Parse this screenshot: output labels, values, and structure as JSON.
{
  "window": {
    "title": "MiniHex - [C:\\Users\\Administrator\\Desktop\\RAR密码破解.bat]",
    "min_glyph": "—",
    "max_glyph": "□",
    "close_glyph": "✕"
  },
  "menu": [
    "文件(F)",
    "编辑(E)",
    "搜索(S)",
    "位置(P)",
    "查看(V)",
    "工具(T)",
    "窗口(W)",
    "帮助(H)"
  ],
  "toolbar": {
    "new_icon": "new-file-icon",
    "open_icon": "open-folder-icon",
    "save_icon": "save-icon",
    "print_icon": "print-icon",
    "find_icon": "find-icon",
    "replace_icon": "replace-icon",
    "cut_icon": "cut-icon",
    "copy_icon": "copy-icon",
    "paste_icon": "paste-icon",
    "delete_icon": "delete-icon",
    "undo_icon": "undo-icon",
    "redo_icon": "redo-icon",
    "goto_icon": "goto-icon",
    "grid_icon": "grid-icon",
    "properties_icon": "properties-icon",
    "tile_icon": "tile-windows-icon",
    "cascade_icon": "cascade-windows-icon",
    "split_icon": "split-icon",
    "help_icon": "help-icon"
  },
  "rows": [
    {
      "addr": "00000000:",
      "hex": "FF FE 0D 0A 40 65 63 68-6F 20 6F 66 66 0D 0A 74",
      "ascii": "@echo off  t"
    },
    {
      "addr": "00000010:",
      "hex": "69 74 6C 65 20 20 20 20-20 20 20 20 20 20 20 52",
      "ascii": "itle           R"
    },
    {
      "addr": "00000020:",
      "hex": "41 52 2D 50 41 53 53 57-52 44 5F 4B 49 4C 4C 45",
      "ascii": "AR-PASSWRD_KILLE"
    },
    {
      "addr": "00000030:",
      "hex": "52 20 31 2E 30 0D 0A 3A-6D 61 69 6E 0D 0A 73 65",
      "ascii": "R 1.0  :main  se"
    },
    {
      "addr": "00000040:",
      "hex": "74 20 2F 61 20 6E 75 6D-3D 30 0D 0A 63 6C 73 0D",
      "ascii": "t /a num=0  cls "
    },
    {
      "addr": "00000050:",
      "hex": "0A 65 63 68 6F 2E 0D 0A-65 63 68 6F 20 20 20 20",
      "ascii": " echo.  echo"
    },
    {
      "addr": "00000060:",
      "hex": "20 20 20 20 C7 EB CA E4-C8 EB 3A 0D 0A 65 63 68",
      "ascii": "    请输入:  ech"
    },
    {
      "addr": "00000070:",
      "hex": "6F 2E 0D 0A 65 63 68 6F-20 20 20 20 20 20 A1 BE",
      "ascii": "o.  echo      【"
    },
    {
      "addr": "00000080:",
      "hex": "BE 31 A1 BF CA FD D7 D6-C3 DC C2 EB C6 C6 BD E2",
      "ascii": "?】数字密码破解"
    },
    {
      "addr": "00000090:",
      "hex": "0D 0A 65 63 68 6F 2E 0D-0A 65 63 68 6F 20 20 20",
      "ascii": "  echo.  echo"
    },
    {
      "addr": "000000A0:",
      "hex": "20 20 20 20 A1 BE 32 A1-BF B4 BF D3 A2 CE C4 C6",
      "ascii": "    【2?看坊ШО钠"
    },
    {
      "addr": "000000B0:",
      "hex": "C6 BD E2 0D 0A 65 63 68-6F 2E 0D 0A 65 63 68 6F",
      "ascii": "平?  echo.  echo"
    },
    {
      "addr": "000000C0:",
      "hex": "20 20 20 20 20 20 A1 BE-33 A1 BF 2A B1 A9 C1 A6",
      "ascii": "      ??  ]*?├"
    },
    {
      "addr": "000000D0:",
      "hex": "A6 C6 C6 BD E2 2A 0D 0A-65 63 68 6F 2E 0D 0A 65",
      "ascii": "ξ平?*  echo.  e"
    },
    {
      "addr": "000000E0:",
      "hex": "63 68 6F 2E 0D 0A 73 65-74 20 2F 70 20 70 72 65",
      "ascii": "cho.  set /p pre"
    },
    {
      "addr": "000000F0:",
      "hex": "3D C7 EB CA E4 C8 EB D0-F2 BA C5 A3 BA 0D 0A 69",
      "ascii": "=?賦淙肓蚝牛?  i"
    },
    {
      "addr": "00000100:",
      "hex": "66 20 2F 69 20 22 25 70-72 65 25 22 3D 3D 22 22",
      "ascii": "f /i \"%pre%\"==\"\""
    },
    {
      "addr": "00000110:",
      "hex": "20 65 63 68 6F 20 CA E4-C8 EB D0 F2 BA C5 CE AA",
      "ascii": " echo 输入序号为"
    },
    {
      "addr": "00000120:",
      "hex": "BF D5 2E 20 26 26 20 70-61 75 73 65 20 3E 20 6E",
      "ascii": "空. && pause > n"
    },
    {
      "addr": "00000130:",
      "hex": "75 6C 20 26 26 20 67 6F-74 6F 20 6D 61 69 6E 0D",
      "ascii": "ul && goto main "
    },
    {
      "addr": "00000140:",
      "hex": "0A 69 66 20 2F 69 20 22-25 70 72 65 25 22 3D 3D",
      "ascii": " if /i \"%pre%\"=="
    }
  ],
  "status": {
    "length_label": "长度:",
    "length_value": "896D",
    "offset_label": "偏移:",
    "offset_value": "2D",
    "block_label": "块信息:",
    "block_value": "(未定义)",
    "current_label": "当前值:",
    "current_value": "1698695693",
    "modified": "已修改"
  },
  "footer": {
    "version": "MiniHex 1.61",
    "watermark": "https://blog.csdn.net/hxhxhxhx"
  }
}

* **TASK DIRECTIONS**
Extract each line from the listing above, please, and repeat it exactly.

* **FULL OUTPUT**
Parse this screenshot: output labels, values, and structure as JSON.
{
  "window": {
    "title": "MiniHex - [C:\\Users\\Administrator\\Desktop\\RAR密码破解.bat]",
    "min_glyph": "—",
    "max_glyph": "□",
    "close_glyph": "✕"
  },
  "menu": [
    "文件(F)",
    "编辑(E)",
    "搜索(S)",
    "位置(P)",
    "查看(V)",
    "工具(T)",
    "窗口(W)",
    "帮助(H)"
  ],
  "toolbar": {
    "new_icon": "new-file-icon",
    "open_icon": "open-folder-icon",
    "save_icon": "save-icon",
    "print_icon": "print-icon",
    "find_icon": "find-icon",
    "replace_icon": "replace-icon",
    "cut_icon": "cut-icon",
    "copy_icon": "copy-icon",
    "paste_icon": "paste-icon",
    "delete_icon": "delete-icon",
    "undo_icon": "undo-icon",
    "redo_icon": "redo-icon",
    "goto_icon": "goto-icon",
    "grid_icon": "grid-icon",
    "properties_icon": "properties-icon",
    "tile_icon": "tile-windows-icon",
    "cascade_icon": "cascade-windows-icon",
    "split_icon": "split-icon",
    "help_icon": "help-icon"
  },
  "rows": [
    {
      "addr": "00000000:",
      "hex": "FF FE 0D 0A 40 65 63 68-6F 20 6F 66 66 0D 0A 74",
      "ascii": "@echo off  t"
    },
    {
      "addr": "00000010:",
      "hex": "69 74 6C 65 20 20 20 20-20 20 20 20 20 20 20 52",
      "ascii": "itle           R"
    },
    {
      "addr": "00000020:",
      "hex": "41 52 2D 50 41 53 53 57-52 44 5F 4B 49 4C 4C 45",
      "ascii": "AR-PASSWRD_KILLE"
    },
    {
      "addr": "00000030:",
      "hex": "52 20 31 2E 30 0D 0A 3A-6D 61 69 6E 0D 0A 73 65",
      "ascii": "R 1.0  :main  se"
    },
    {
      "addr": "00000040:",
      "hex": "74 20 2F 61 20 6E 75 6D-3D 30 0D 0A 63 6C 73 0D",
      "ascii": "t /a num=0  cls "
    },
    {
      "addr": "00000050:",
      "hex": "0A 65 63 68 6F 2E 0D 0A-65 63 68 6F 20 20 20 20",
      "ascii": " echo.  echo"
    },
    {
      "addr": "00000060:",
      "hex": "20 20 20 20 C7 EB CA E4-C8 EB 3A 0D 0A 65 63 68",
      "ascii": "    请输入:  ech"
    },
    {
      "addr": "00000070:",
      "hex": "6F 2E 0D 0A 65 63 68 6F-20 20 20 20 20 20 A1 BE",
      "ascii": "o.  echo      【"
    },
    {
      "addr": "00000080:",
      "hex": "BE 31 A1 BF CA FD D7 D6-C3 DC C2 EB C6 C6 BD E2",
      "ascii": "?】数字密码破解"
    },
    {
      "addr": "00000090:",
      "hex": "0D 0A 65 63 68 6F 2E 0D-0A 65 63 68 6F 20 20 20",
      "ascii": "  echo.  echo"
    },
    {
      "addr": "000000A0:",
      "hex": "20 20 20 20 A1 BE 32 A1-BF B4 BF D3 A2 CE C4 C6",
      "ascii": "    【2?看坊ШО钠"
    },
    {
      "addr": "000000B0:",
      "hex": "C6 BD E2 0D 0A 65 63 68-6F 2E 0D 0A 65 63 68 6F",
      "ascii": "平?  echo.  echo"
    },
    {
      "addr": "000000C0:",
      "hex": "20 20 20 20 20 20 A1 BE-33 A1 BF 2A B1 A9 C1 A6",
      "ascii": "      ??  ]*?├"
    },
    {
      "addr": "000000D0:",
      "hex": "A6 C6 C6 BD E2 2A 0D 0A-65 63 68 6F 2E 0D 0A 65",
      "ascii": "ξ平?*  echo.  e"
    },
    {
      "addr": "000000E0:",
      "hex": "63 68 6F 2E 0D 0A 73 65-74 20 2F 70 20 70 72 65",
      "ascii": "cho.  set /p pre"
    },
    {
      "addr": "000000F0:",
      "hex": "3D C7 EB CA E4 C8 EB D0-F2 BA C5 A3 BA 0D 0A 69",
      "ascii": "=?賦淙肓蚝牛?  i"
    },
    {
      "addr": "00000100:",
      "hex": "66 20 2F 69 20 22 25 70-72 65 25 22 3D 3D 22 22",
      "ascii": "f /i \"%pre%\"==\"\""
    },
    {
      "addr": "00000110:",
      "hex": "20 65 63 68 6F 20 CA E4-C8 EB D0 F2 BA C5 CE AA",
      "ascii": " echo 输入序号为"
    },
    {
      "addr": "00000120:",
      "hex": "BF D5 2E 20 26 26 20 70-61 75 73 65 20 3E 20 6E",
      "ascii": "空. && pause > n"
    },
    {
      "addr": "00000130:",
      "hex": "75 6C 20 26 26 20 67 6F-74 6F 20 6D 61 69 6E 0D",
      "ascii": "ul && goto main "
    },
    {
      "addr": "00000140:",
      "hex": "0A 69 66 20 2F 69 20 22-25 70 72 65 25 22 3D 3D",
      "ascii": " if /i \"%pre%\"=="
    }
  ],
  "status": {
    "length_label": "长度:",
    "length_value": "896D",
    "offset_label": "偏移:",
    "offset_value": "2D",
    "block_label": "块信息:",
    "block_value": "(未定义)",
    "current_label": "当前值:",
    "current_value": "1698695693",
    "modified": "已修改"
  },
  "footer": {
    "version": "MiniHex 1.61",
    "watermark": "https://blog.csdn.net/hxhxhxhx"
  }
}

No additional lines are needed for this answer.